Answer with a number only: how many lines of the data contain "approximately"?

--- Material supplied ---

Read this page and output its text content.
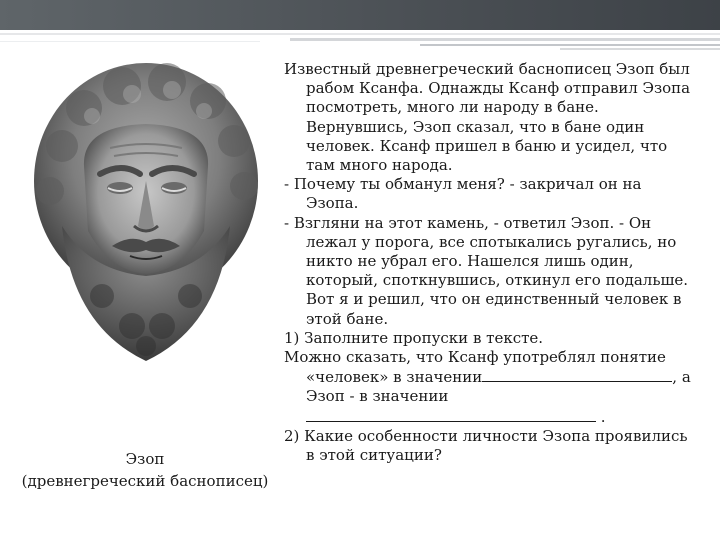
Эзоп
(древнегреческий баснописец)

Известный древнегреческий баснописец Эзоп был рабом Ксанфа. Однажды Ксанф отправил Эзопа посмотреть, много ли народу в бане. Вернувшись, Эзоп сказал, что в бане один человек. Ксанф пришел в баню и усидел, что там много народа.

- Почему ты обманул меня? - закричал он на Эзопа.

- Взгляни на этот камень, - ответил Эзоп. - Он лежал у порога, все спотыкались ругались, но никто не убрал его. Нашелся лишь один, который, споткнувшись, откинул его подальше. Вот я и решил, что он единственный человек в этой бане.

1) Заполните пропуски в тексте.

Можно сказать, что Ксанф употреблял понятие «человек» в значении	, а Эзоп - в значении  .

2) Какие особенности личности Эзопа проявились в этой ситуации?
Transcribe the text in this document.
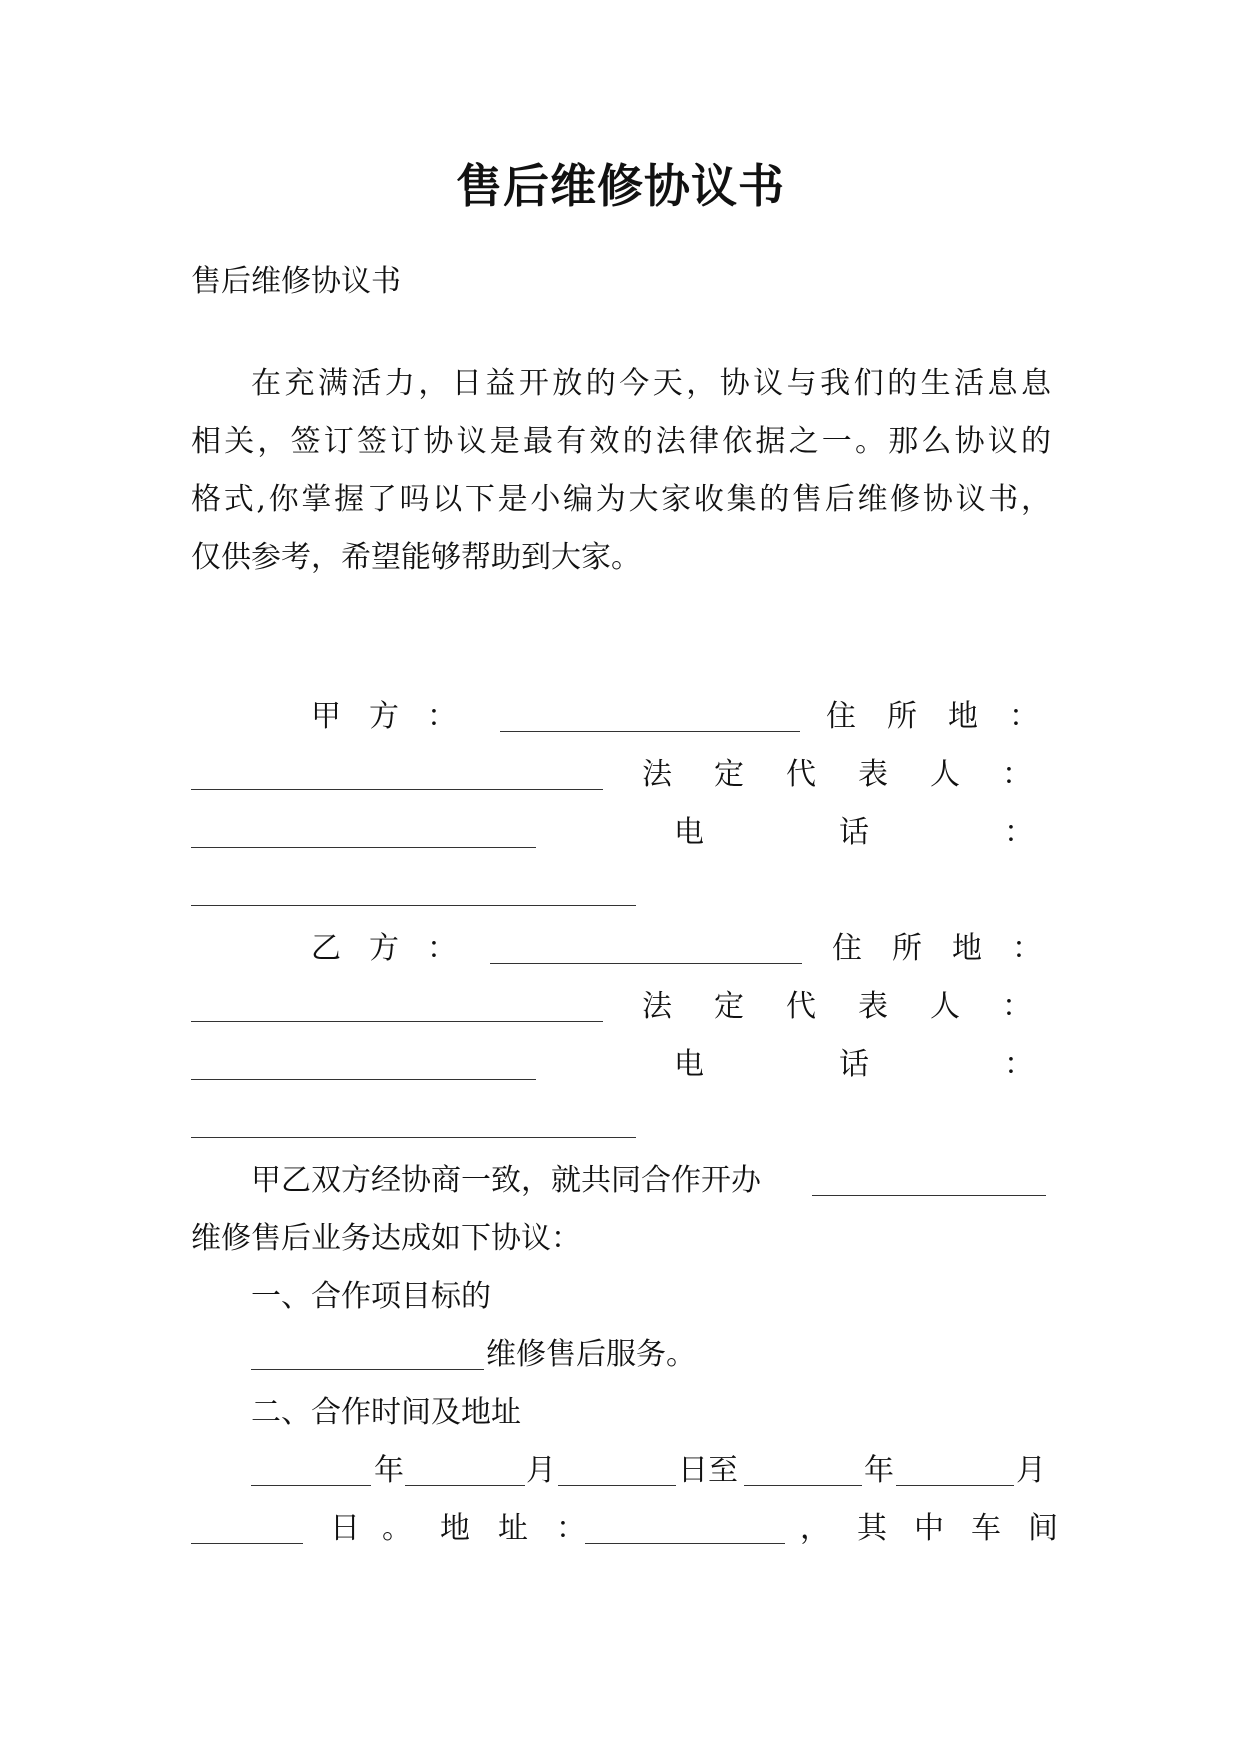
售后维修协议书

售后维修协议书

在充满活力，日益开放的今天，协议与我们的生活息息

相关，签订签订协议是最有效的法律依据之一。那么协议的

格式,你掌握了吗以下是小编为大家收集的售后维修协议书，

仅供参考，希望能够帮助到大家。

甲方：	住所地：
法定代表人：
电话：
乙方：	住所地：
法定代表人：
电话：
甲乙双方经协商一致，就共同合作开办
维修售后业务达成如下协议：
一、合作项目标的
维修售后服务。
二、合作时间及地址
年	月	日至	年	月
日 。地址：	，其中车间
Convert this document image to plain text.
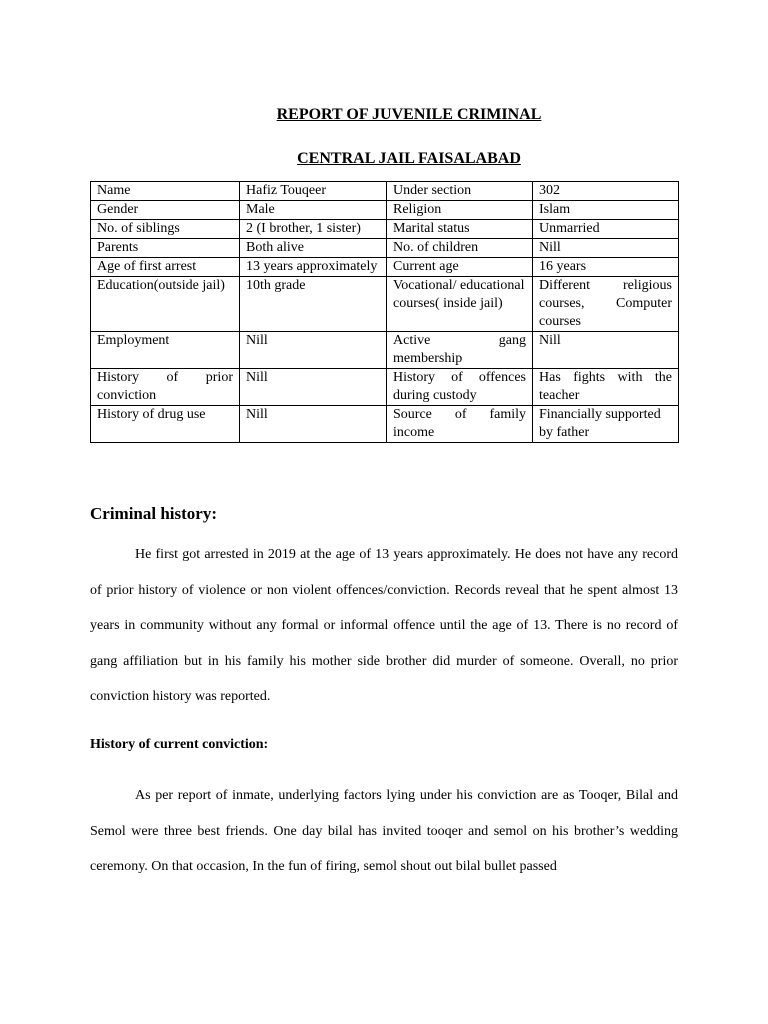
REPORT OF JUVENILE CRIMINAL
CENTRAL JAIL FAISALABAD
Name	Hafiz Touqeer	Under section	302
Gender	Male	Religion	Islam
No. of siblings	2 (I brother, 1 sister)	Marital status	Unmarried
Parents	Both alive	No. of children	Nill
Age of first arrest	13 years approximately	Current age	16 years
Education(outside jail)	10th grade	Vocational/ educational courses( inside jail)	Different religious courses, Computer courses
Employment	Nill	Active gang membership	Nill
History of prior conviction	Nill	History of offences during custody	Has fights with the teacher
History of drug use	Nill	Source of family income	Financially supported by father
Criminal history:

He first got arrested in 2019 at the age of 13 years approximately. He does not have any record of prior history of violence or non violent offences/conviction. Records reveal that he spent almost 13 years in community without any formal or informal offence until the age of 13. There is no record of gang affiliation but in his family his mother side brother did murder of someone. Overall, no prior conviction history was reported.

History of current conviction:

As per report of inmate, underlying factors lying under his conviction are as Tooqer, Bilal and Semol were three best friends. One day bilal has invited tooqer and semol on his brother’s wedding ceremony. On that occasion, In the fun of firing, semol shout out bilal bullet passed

---
--- Material supplied ---

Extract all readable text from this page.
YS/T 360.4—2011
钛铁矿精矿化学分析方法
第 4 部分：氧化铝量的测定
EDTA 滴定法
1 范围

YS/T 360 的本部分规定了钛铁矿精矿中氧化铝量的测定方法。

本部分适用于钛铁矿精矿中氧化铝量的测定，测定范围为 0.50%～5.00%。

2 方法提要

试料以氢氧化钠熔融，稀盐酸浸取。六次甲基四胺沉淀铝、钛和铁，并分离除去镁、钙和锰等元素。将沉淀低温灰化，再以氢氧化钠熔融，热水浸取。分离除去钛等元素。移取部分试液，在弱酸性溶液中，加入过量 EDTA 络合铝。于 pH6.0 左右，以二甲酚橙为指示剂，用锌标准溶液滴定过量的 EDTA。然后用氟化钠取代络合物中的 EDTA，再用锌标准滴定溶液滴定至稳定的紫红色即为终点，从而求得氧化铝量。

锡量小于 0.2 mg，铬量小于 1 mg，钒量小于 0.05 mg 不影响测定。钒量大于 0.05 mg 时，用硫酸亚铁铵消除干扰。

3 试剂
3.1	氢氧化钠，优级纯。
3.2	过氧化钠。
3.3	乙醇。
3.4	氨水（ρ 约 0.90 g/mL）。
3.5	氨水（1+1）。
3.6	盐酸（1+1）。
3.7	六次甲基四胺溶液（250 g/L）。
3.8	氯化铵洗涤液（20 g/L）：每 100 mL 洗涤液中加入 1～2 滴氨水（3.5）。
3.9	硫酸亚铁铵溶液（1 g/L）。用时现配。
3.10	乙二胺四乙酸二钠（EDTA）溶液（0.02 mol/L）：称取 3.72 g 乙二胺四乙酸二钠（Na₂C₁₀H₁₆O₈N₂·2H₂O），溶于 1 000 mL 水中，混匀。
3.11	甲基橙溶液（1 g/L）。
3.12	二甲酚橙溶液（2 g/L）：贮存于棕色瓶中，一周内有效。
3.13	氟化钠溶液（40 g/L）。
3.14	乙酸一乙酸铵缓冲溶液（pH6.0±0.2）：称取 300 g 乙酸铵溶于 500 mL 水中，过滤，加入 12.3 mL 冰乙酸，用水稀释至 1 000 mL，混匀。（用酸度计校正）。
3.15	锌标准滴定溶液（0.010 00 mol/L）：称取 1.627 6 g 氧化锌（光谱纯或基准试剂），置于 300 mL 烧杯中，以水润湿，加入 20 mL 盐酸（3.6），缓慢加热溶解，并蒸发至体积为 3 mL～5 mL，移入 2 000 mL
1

---
--- Material supplied ---

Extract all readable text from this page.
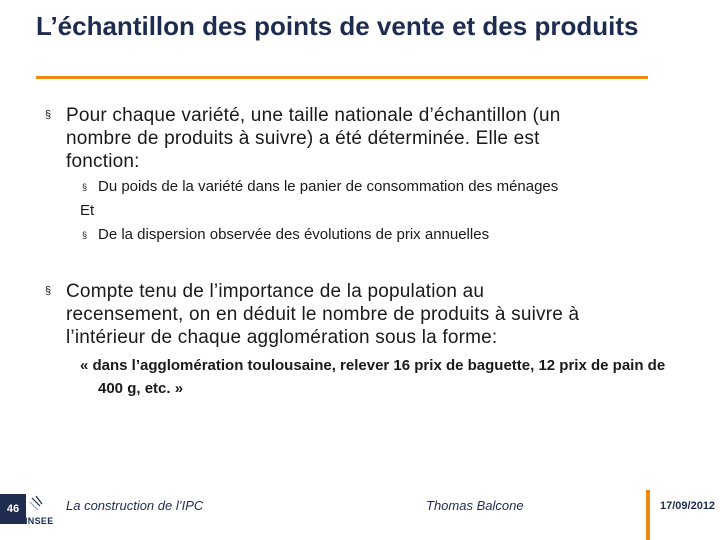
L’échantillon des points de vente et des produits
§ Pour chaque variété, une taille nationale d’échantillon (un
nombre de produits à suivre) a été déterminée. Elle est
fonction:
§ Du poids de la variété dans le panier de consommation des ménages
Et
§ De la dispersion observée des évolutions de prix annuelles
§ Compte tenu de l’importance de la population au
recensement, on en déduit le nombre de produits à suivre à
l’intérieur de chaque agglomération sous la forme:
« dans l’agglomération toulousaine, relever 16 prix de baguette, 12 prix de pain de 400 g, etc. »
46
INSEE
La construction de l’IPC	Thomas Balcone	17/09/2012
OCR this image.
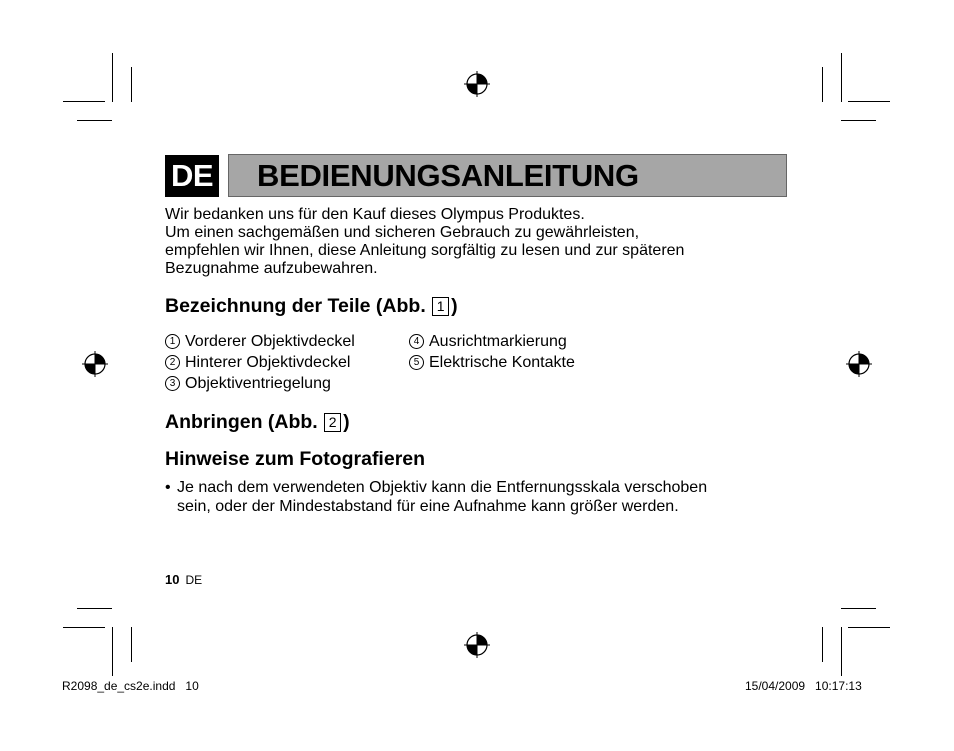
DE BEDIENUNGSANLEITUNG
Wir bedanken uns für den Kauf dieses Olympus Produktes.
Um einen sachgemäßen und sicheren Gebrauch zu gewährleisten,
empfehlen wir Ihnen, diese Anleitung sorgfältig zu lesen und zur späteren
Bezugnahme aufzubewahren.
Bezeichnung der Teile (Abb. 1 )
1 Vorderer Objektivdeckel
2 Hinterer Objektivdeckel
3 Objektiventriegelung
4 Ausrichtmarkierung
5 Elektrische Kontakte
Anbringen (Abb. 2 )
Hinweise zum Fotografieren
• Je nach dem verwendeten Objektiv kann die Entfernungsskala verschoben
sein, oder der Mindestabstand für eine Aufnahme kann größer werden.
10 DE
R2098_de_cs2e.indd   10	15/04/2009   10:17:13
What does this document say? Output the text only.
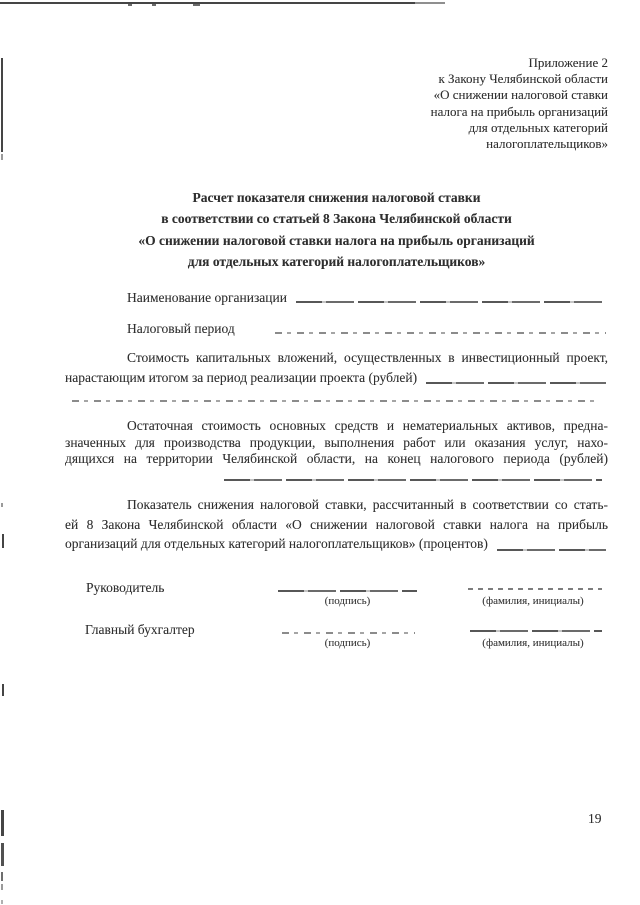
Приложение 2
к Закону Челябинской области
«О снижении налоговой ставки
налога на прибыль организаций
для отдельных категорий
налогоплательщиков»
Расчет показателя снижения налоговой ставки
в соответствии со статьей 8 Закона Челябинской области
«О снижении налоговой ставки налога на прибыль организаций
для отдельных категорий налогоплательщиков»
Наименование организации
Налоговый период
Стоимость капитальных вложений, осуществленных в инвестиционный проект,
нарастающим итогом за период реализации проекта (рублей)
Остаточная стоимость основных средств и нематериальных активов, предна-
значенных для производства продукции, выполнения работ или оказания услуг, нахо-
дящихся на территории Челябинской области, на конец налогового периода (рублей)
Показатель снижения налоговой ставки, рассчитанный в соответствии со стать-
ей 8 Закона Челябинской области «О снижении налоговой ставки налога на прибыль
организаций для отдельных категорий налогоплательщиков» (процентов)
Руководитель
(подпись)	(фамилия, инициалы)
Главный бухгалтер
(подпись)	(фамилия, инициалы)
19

---

● Exercise output:
2